Output every record word for word.
▬▬▬▬▬▬▬▬▬▬
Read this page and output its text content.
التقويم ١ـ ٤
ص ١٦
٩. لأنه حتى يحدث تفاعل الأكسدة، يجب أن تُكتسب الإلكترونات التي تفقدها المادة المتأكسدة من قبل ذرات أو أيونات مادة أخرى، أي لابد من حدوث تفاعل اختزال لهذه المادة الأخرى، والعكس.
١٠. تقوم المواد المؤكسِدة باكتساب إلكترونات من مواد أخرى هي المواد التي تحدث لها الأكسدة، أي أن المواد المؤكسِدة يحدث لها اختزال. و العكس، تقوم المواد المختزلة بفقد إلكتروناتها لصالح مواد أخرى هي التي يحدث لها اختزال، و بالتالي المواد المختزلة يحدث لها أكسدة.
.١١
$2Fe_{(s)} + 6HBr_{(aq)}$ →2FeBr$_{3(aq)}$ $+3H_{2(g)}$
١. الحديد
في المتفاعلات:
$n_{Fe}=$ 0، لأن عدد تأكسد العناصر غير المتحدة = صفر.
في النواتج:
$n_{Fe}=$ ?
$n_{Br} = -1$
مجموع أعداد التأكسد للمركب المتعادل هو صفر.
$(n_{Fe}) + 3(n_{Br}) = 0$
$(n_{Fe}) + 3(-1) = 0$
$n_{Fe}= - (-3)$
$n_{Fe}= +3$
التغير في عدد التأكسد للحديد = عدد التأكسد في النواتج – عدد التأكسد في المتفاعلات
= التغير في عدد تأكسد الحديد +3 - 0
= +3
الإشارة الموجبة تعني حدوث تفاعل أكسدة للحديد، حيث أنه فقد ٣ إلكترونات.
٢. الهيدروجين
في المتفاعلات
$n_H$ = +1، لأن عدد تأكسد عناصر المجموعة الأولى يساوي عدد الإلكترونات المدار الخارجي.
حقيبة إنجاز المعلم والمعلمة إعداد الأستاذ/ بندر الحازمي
▬▬▬▬▬▬▬▬▬▬
[Right answer]
Read this page and output its text content.
التقويم ١ـ ٤
ص ١٦
٩. لأنه حتى يحدث تفاعل الأكسدة، يجب أن تُكتسب الإلكترونات التي تفقدها المادة المتأكسدة من قبل ذرات أو أيونات مادة أخرى، أي لابد من حدوث تفاعل اختزال لهذه المادة الأخرى، والعكس.
١٠. تقوم المواد المؤكسِدة باكتساب إلكترونات من مواد أخرى هي المواد التي تحدث لها الأكسدة، أي أن المواد المؤكسِدة يحدث لها اختزال. و العكس، تقوم المواد المختزلة بفقد إلكتروناتها لصالح مواد أخرى هي التي يحدث لها اختزال، و بالتالي المواد المختزلة يحدث لها أكسدة.
.١١
$2Fe_{(s)} + 6HBr_{(aq)}$ →2FeBr$_{3(aq)}$ $+3H_{2(g)}$
١. الحديد
في المتفاعلات:
$n_{Fe}=$ 0، لأن عدد تأكسد العناصر غير المتحدة = صفر.
في النواتج:
$n_{Fe}=$ ?
$n_{Br} = -1$
مجموع أعداد التأكسد للمركب المتعادل هو صفر.
$(n_{Fe}) + 3(n_{Br}) = 0$
$(n_{Fe}) + 3(-1) = 0$
$n_{Fe}= - (-3)$
$n_{Fe}= +3$
التغير في عدد التأكسد للحديد = عدد التأكسد في النواتج – عدد التأكسد في المتفاعلات
= التغير في عدد تأكسد الحديد +3 - 0
= +3
الإشارة الموجبة تعني حدوث تفاعل أكسدة للحديد، حيث أنه فقد ٣ إلكترونات.
٢. الهيدروجين
في المتفاعلات
$n_H$ = +1، لأن عدد تأكسد عناصر المجموعة الأولى يساوي عدد الإلكترونات المدار الخارجي.
حقيبة إنجاز المعلم والمعلمة إعداد الأستاذ/ بندر الحازمي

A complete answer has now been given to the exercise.